─── Dataset records
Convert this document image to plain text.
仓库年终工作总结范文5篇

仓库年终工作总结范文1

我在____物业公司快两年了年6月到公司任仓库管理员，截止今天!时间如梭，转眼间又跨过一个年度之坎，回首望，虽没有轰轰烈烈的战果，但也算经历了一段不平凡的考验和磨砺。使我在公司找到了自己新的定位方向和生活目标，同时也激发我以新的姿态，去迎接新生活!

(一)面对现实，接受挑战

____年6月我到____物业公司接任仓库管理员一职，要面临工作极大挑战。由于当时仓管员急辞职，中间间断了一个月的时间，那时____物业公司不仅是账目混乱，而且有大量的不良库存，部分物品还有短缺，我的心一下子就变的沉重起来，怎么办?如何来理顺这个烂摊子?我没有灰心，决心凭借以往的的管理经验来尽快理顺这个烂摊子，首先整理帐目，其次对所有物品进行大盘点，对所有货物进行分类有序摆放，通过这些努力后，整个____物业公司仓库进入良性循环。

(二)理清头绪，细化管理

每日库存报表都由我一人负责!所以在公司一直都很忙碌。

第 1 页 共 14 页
──────
## Job
Repeat all the entries exactly as given.

## Written answer
Convert this document image to plain text.
仓库年终工作总结范文5篇

仓库年终工作总结范文1

我在____物业公司快两年了年6月到公司任仓库管理员，截止今天!时间如梭，转眼间又跨过一个年度之坎，回首望，虽没有轰轰烈烈的战果，但也算经历了一段不平凡的考验和磨砺。使我在公司找到了自己新的定位方向和生活目标，同时也激发我以新的姿态，去迎接新生活!

(一)面对现实，接受挑战

____年6月我到____物业公司接任仓库管理员一职，要面临工作极大挑战。由于当时仓管员急辞职，中间间断了一个月的时间，那时____物业公司不仅是账目混乱，而且有大量的不良库存，部分物品还有短缺，我的心一下子就变的沉重起来，怎么办?如何来理顺这个烂摊子?我没有灰心，决心凭借以往的的管理经验来尽快理顺这个烂摊子，首先整理帐目，其次对所有物品进行大盘点，对所有货物进行分类有序摆放，通过这些努力后，整个____物业公司仓库进入良性循环。

(二)理清头绪，细化管理

每日库存报表都由我一人负责!所以在公司一直都很忙碌。

第 1 页 共 14 页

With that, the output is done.